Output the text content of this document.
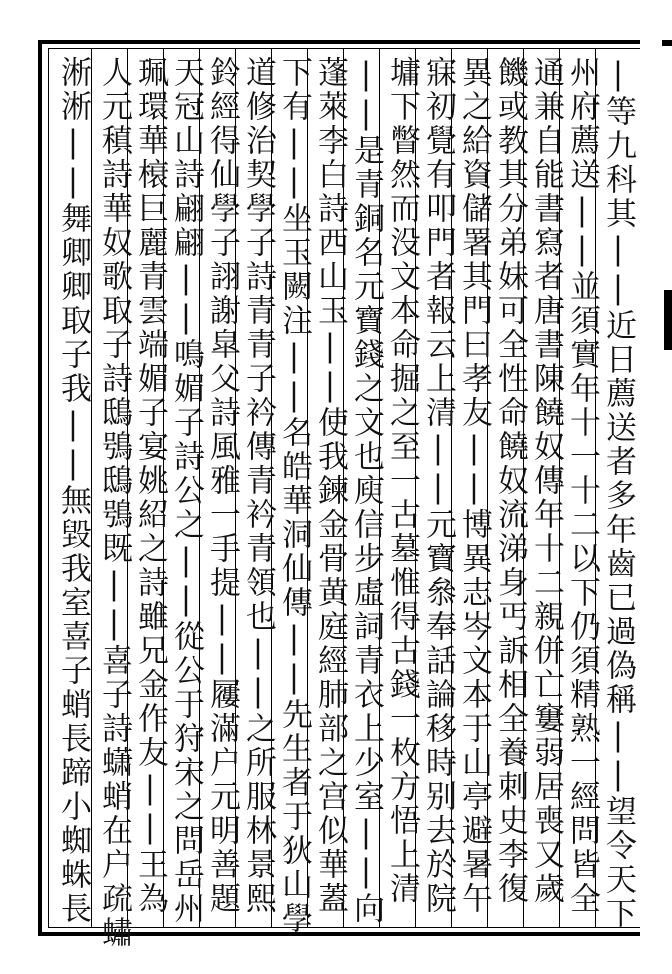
|等九科其||近日薦送者多年齒已過偽稱||望令天下
州府薦送||並須實年十一十二以下仍須精熟一經問皆全
通兼自能書寫者唐書陳饒奴傳年十二親併亡窶弱居喪又歲
饑或教其分弟妹可全性命饒奴流涕身丐訴相全養刺史李復
異之給資儲署其門曰孝友||博異志岑文本于山亭避暑午
寐初覺有叩門者報云上清||元寶叅奉話論移時别去於院
墉下瞥然而没文本命掘之至一古墓惟得古錢一枚方悟上清
||是青銅名元寶錢之文也庾信步虛詞青衣上少室||向
蓬萊李白詩西山玉||使我鍊金骨黄庭經肺部之宫似華蓋
下有||坐玉闕注||名皓華洞仙傳||先生者于狄山學
道修治契學子詩青青子衿傳青衿青領也||之所服林景熙
鈴經得仙學子詡謝皐父詩風雅一手提||屨滿户元明善題
天冠山詩翩翩||鳴媚子詩公之||從公于狩宋之問岳州
珮環華榱巨麗青雲端媚子宴姚紹之詩雖兄金作友||王為
人元稹詩華奴歌取子詩鴟鴞鴟鴞既||喜子詩蟏蛸在户疏蟰
淅淅||舞卿卿取子我||無毀我室喜子蛸長蹄小蜘蛛長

————

§ Description of the task: Print every entry above again without changing a word, and omit the pictures.

§ Result of this exercise:
Output the text content of this document.
|等九科其||近日薦送者多年齒已過偽稱||望令天下
州府薦送||並須實年十一十二以下仍須精熟一經問皆全
通兼自能書寫者唐書陳饒奴傳年十二親併亡窶弱居喪又歲
饑或教其分弟妹可全性命饒奴流涕身丐訴相全養刺史李復
異之給資儲署其門曰孝友||博異志岑文本于山亭避暑午
寐初覺有叩門者報云上清||元寶叅奉話論移時别去於院
墉下瞥然而没文本命掘之至一古墓惟得古錢一枚方悟上清
||是青銅名元寶錢之文也庾信步虛詞青衣上少室||向
蓬萊李白詩西山玉||使我鍊金骨黄庭經肺部之宫似華蓋
下有||坐玉闕注||名皓華洞仙傳||先生者于狄山學
道修治契學子詩青青子衿傳青衿青領也||之所服林景熙
鈴經得仙學子詡謝皐父詩風雅一手提||屨滿户元明善題
天冠山詩翩翩||鳴媚子詩公之||從公于狩宋之問岳州
珮環華榱巨麗青雲端媚子宴姚紹之詩雖兄金作友||王為
人元稹詩華奴歌取子詩鴟鴞鴟鴞既||喜子詩蟏蛸在户疏蟰
淅淅||舞卿卿取子我||無毀我室喜子蛸長蹄小蜘蛛長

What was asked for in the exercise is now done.